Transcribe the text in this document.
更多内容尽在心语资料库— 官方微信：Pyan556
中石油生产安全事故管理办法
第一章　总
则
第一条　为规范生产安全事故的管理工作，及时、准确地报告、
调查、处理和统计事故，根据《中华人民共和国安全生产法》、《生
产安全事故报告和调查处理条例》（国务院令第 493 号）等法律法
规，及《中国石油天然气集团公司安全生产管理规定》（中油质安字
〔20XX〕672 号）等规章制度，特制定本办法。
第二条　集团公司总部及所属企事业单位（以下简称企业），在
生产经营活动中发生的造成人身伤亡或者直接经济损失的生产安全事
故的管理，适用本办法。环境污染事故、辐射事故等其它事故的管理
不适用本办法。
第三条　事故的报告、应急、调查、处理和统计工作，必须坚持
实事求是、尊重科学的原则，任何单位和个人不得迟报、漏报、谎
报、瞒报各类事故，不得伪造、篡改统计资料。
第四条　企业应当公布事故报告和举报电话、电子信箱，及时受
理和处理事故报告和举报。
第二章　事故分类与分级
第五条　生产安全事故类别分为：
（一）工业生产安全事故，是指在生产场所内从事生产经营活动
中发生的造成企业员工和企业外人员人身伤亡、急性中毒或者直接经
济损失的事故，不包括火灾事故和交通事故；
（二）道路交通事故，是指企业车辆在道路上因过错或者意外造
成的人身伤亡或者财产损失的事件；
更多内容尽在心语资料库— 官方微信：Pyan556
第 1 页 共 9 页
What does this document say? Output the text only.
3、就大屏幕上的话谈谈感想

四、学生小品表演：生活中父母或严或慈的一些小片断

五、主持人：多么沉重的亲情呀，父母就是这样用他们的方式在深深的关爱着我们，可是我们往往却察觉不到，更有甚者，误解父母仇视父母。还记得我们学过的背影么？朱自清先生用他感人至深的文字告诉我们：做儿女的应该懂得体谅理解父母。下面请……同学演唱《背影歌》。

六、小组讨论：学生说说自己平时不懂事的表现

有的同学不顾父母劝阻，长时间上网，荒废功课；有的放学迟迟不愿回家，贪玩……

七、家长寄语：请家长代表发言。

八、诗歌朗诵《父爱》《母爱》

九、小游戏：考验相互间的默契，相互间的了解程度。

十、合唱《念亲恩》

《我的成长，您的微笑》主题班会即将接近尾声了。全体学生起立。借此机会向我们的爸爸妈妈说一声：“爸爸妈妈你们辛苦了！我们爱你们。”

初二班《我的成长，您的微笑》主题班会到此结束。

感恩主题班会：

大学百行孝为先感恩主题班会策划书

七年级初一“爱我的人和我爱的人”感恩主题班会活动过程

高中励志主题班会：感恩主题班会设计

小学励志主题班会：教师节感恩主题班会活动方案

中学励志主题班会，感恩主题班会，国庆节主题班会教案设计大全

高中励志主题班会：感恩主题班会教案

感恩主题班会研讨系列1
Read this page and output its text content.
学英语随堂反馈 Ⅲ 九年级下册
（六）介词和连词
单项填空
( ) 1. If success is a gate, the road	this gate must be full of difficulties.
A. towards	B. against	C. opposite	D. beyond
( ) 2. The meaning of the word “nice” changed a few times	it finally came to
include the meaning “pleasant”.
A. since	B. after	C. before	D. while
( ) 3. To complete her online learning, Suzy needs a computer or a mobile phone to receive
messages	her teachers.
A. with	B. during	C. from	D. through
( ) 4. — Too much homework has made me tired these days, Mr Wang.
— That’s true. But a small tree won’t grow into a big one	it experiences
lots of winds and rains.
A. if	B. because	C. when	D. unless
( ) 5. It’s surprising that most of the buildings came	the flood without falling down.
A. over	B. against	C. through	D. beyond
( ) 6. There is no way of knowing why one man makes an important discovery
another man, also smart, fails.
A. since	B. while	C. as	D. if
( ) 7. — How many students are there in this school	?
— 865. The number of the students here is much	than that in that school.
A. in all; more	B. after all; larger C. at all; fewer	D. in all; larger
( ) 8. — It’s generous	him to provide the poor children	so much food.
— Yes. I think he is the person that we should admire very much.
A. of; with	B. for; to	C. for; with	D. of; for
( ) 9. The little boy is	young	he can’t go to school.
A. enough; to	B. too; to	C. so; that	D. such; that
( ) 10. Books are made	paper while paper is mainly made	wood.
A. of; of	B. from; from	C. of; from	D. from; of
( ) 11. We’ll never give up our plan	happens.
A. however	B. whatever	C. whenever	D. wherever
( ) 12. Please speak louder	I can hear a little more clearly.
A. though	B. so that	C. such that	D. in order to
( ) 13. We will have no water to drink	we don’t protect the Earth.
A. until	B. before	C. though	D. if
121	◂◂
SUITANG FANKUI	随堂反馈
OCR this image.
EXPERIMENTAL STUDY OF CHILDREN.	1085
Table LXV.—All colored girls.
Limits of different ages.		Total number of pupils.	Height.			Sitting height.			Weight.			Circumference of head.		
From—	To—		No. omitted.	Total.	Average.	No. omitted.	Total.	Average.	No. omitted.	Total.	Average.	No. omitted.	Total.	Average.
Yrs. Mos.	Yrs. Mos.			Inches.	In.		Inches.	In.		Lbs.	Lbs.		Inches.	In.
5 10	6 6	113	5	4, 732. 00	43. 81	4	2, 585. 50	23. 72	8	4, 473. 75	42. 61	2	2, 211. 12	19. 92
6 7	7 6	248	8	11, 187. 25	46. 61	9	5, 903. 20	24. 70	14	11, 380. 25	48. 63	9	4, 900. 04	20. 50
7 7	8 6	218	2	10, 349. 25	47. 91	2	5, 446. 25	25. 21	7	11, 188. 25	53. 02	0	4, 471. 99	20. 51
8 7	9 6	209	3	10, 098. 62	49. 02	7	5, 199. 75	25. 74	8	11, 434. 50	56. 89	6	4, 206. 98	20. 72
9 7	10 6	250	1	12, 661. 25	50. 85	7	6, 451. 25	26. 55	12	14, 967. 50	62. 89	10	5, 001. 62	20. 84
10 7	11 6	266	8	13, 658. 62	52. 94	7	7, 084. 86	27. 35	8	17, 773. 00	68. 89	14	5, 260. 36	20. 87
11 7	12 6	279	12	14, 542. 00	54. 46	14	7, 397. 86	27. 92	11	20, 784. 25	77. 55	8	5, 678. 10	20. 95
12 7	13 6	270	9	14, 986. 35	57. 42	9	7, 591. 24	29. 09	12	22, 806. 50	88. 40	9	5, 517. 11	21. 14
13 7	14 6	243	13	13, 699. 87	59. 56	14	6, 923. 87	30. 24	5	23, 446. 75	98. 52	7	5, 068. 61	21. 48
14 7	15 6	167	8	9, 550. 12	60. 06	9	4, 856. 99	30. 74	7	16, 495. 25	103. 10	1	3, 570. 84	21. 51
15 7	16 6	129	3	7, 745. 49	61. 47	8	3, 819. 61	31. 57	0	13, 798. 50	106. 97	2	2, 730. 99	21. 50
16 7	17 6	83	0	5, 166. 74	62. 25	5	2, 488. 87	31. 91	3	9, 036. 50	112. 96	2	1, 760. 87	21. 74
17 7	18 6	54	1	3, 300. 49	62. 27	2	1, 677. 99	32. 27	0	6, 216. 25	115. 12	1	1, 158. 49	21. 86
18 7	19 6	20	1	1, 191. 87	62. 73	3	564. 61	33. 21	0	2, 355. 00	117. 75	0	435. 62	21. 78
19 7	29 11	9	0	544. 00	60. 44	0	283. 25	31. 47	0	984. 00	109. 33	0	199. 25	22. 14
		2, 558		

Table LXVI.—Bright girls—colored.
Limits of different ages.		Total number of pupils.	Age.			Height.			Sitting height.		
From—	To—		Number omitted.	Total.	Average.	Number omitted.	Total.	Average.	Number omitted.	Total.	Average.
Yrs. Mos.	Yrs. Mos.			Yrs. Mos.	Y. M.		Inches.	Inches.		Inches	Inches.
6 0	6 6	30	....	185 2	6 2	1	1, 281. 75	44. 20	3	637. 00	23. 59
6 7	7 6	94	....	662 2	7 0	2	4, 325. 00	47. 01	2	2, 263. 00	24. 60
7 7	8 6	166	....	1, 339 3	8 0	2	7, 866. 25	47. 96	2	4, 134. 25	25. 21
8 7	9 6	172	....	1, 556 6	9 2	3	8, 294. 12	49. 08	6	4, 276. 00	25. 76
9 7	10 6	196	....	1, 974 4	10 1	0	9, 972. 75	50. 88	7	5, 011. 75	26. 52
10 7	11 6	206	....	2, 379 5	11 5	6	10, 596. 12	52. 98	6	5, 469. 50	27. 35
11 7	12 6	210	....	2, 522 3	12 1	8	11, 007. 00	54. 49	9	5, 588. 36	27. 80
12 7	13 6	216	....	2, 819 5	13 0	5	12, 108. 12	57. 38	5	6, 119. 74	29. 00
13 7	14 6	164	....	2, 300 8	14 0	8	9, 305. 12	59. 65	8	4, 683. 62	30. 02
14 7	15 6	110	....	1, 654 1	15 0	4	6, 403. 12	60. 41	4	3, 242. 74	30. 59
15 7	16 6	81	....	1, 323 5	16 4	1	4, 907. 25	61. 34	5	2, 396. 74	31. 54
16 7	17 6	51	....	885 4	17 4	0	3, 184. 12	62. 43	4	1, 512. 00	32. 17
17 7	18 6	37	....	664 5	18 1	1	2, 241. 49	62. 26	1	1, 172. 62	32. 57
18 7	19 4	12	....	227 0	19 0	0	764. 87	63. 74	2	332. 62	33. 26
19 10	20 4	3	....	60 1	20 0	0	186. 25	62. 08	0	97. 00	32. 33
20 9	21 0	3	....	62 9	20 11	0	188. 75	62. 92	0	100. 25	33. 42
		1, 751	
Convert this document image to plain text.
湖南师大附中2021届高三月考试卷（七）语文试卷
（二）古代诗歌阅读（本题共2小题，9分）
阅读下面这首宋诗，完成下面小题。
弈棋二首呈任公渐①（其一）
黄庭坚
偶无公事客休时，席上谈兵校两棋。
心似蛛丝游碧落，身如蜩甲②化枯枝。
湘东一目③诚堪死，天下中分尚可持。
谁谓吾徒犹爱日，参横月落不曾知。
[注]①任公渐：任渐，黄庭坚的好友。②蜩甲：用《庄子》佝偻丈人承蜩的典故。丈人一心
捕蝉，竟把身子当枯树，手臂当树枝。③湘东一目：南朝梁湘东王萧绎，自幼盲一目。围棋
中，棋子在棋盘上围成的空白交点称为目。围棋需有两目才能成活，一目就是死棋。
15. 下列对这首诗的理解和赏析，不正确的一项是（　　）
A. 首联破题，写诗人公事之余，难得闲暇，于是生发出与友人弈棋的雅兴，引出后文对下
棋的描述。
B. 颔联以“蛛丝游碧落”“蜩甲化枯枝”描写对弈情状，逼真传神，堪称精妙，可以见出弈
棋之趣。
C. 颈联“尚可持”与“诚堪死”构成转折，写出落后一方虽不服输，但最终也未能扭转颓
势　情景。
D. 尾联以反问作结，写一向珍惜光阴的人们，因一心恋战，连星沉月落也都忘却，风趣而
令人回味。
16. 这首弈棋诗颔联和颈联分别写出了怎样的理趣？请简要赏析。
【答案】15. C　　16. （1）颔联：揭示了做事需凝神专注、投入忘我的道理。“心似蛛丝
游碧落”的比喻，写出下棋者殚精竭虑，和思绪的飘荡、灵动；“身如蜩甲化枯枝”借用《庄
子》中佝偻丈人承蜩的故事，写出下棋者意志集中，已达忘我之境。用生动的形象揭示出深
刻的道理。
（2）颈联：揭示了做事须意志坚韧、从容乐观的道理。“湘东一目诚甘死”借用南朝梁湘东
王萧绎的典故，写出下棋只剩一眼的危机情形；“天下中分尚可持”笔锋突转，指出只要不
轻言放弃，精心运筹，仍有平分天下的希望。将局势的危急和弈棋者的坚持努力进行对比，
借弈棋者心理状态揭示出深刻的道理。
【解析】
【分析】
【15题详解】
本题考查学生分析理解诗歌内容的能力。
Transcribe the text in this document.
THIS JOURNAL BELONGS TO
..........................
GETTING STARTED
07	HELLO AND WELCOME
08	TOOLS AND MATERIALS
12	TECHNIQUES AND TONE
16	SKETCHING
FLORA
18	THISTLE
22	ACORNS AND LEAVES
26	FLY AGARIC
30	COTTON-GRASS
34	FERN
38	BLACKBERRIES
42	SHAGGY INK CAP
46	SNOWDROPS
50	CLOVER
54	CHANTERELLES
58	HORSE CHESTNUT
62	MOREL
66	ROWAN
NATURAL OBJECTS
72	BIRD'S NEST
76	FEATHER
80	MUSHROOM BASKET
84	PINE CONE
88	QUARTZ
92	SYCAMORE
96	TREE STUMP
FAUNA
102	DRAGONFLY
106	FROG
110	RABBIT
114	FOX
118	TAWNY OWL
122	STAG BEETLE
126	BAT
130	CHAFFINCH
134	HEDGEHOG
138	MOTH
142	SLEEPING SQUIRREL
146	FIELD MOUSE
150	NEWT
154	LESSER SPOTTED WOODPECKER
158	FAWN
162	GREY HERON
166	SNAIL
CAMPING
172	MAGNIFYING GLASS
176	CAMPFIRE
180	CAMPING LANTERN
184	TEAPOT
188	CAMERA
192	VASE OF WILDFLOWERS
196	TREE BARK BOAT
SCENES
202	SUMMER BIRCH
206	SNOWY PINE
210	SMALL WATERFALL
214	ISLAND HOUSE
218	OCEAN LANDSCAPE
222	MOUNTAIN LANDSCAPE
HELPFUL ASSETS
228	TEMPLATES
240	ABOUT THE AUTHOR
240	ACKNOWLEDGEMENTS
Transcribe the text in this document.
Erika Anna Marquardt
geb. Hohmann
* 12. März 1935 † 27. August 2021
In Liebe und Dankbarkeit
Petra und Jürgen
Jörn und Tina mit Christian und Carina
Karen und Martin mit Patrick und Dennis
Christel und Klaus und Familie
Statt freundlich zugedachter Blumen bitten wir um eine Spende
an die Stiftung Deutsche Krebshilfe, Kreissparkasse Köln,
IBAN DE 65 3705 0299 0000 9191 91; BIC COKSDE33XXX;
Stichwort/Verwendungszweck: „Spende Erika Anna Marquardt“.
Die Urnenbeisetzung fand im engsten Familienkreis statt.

════

- _THE PROBLEM_
Search the entries for the word "made" and copy every line that has it.

- _THE ANSWER_
( ) 4. — Too much homework has made me tired these days, Mr Wang.
( ) 10. Books are made	paper while paper is mainly made	wood.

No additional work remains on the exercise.